Material to process:
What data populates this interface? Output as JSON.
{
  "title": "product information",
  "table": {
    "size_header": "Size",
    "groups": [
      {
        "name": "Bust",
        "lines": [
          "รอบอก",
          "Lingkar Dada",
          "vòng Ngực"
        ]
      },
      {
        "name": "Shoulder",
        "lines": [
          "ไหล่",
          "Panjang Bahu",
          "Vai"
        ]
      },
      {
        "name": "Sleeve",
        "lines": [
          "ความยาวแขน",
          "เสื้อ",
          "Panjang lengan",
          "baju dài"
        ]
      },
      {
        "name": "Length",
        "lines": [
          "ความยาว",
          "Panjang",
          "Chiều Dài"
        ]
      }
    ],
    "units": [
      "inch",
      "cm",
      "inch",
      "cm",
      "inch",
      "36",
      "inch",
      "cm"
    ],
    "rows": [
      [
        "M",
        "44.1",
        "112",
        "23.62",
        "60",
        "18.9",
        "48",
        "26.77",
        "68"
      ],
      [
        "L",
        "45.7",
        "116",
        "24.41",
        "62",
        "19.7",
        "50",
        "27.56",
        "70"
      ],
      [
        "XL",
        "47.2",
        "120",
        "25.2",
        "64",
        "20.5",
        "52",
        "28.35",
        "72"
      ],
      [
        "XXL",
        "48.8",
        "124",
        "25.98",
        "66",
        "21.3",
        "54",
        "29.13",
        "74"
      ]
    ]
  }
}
* * *
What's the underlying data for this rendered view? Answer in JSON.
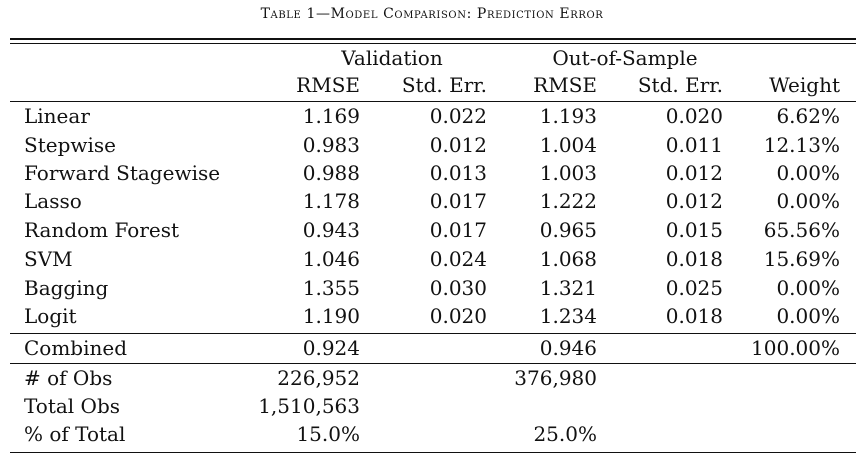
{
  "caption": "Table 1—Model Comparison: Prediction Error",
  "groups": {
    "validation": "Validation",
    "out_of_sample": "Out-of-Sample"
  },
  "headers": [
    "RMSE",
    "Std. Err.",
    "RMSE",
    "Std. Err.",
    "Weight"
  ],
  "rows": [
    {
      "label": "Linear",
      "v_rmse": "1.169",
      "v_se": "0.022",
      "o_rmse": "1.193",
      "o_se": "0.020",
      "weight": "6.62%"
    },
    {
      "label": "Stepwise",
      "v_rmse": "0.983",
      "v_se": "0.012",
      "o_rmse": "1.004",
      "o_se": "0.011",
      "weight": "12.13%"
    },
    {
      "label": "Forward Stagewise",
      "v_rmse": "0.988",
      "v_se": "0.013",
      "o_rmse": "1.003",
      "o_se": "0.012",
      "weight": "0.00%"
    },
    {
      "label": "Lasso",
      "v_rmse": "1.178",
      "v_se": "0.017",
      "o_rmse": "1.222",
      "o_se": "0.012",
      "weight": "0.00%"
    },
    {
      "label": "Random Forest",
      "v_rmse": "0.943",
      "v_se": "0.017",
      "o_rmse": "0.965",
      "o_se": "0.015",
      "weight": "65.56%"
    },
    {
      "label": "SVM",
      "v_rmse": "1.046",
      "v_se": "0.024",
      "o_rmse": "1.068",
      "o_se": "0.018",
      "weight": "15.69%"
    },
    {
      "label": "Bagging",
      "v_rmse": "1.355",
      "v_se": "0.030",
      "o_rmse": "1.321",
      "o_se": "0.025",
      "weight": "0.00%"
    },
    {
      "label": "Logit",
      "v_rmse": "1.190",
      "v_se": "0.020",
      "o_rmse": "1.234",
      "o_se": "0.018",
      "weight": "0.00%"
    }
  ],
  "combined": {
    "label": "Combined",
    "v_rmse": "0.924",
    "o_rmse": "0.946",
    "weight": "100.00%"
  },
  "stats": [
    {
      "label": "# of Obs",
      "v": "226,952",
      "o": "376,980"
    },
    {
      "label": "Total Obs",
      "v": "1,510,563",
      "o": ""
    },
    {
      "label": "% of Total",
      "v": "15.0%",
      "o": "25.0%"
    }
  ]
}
==
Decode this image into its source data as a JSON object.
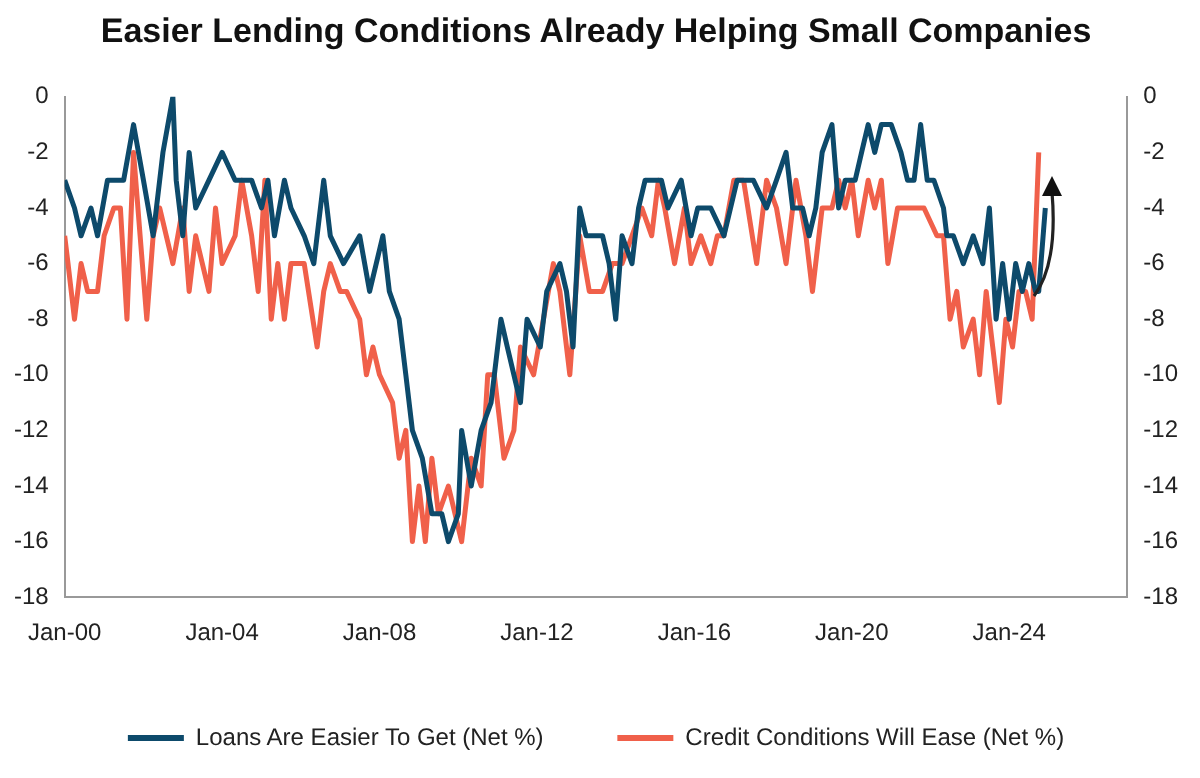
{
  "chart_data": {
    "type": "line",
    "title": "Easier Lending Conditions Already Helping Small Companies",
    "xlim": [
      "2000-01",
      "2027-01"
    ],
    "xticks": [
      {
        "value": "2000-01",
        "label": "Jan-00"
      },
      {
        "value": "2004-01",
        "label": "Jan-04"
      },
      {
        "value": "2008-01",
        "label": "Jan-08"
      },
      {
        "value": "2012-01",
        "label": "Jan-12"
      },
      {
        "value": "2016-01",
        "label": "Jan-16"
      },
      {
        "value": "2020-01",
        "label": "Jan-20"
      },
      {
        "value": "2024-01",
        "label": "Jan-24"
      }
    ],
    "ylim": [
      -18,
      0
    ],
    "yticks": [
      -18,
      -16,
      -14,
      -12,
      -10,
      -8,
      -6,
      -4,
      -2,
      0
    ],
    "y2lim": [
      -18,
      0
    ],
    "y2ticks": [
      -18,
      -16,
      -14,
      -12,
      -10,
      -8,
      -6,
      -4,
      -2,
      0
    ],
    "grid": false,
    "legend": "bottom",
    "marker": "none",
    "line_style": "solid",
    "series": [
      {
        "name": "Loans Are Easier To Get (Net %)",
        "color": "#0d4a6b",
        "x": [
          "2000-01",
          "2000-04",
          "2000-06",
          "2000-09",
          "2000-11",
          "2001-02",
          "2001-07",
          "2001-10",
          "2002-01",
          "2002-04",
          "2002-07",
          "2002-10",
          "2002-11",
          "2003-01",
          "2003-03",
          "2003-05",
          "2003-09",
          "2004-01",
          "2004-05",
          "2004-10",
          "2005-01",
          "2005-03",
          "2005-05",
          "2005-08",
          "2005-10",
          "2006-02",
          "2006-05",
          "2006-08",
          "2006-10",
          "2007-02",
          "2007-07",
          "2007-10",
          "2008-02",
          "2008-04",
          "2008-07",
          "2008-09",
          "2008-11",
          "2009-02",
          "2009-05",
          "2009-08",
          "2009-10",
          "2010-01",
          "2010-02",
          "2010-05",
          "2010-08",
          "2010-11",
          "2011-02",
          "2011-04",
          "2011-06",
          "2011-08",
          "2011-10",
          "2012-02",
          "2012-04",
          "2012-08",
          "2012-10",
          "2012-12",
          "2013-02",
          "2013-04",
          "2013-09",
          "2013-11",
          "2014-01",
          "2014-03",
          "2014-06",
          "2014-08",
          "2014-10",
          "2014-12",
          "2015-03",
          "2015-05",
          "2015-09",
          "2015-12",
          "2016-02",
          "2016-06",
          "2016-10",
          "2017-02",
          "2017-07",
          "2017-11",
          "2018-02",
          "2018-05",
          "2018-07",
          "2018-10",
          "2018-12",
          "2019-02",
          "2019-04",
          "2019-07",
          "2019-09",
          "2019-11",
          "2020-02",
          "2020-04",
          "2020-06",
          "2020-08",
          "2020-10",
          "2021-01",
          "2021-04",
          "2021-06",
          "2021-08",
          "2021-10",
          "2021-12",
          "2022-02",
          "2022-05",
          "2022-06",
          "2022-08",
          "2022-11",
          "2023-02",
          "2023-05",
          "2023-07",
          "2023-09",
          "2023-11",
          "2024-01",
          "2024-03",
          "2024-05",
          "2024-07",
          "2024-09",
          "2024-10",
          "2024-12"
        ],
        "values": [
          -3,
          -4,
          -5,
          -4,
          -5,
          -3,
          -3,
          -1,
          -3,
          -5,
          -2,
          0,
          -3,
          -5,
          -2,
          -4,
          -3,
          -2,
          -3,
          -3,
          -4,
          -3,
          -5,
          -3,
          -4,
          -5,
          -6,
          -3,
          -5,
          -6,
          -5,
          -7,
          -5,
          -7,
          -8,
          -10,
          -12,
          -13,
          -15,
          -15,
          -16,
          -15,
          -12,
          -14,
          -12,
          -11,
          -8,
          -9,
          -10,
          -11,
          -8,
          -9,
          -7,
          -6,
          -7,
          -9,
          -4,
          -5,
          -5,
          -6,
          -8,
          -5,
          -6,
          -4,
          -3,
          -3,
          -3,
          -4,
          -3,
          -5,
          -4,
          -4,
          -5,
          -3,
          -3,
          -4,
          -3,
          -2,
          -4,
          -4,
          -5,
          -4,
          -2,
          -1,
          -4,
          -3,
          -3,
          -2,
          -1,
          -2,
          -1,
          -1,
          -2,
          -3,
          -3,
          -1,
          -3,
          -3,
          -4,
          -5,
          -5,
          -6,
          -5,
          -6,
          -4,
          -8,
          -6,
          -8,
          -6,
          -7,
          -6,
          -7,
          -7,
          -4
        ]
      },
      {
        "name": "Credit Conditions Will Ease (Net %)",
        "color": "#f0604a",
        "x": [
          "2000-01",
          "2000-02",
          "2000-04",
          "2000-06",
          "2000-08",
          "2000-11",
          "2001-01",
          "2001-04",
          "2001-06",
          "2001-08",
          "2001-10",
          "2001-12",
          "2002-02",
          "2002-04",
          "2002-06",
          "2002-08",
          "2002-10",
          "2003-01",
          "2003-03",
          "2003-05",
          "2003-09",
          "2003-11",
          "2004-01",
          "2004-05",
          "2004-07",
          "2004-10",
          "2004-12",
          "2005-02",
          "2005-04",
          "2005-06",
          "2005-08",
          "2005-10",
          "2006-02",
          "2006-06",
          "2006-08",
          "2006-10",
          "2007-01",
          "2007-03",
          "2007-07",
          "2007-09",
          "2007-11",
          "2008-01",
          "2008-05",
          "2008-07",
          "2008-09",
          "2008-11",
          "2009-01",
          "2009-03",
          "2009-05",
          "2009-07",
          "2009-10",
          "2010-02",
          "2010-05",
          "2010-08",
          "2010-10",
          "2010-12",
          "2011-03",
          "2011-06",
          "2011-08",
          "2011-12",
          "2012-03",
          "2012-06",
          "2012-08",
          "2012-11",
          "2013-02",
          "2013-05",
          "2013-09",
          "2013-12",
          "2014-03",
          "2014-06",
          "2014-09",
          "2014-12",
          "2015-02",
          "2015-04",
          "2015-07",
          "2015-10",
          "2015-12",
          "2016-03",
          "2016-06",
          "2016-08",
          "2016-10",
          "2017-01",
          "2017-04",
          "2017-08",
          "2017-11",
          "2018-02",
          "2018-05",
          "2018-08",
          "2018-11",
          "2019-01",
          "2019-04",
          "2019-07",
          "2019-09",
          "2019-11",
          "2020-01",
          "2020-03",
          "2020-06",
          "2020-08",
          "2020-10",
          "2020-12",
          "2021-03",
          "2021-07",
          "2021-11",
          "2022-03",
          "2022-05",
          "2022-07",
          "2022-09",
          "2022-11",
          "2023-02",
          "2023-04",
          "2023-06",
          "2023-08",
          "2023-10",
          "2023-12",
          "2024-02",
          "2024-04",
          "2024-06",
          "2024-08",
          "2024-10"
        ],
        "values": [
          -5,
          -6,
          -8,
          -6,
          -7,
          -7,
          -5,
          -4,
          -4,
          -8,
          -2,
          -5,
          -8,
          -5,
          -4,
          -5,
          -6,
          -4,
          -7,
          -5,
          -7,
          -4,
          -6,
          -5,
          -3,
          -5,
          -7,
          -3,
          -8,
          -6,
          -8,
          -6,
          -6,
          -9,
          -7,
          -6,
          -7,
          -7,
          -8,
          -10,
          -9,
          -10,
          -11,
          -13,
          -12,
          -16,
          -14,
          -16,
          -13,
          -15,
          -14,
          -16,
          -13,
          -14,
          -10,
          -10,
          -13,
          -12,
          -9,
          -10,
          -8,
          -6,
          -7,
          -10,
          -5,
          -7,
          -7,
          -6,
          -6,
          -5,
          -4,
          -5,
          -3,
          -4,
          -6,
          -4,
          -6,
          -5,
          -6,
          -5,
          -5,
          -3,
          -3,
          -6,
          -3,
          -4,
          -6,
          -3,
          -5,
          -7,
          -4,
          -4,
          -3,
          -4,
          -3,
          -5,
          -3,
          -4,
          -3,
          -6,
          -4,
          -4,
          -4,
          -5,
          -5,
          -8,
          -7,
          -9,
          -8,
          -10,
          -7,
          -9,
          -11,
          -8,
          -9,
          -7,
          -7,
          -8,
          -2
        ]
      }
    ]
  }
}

Written exercise: Count how many lines include the string "Easier". Nothing but the number is needed.

Exercise result: 2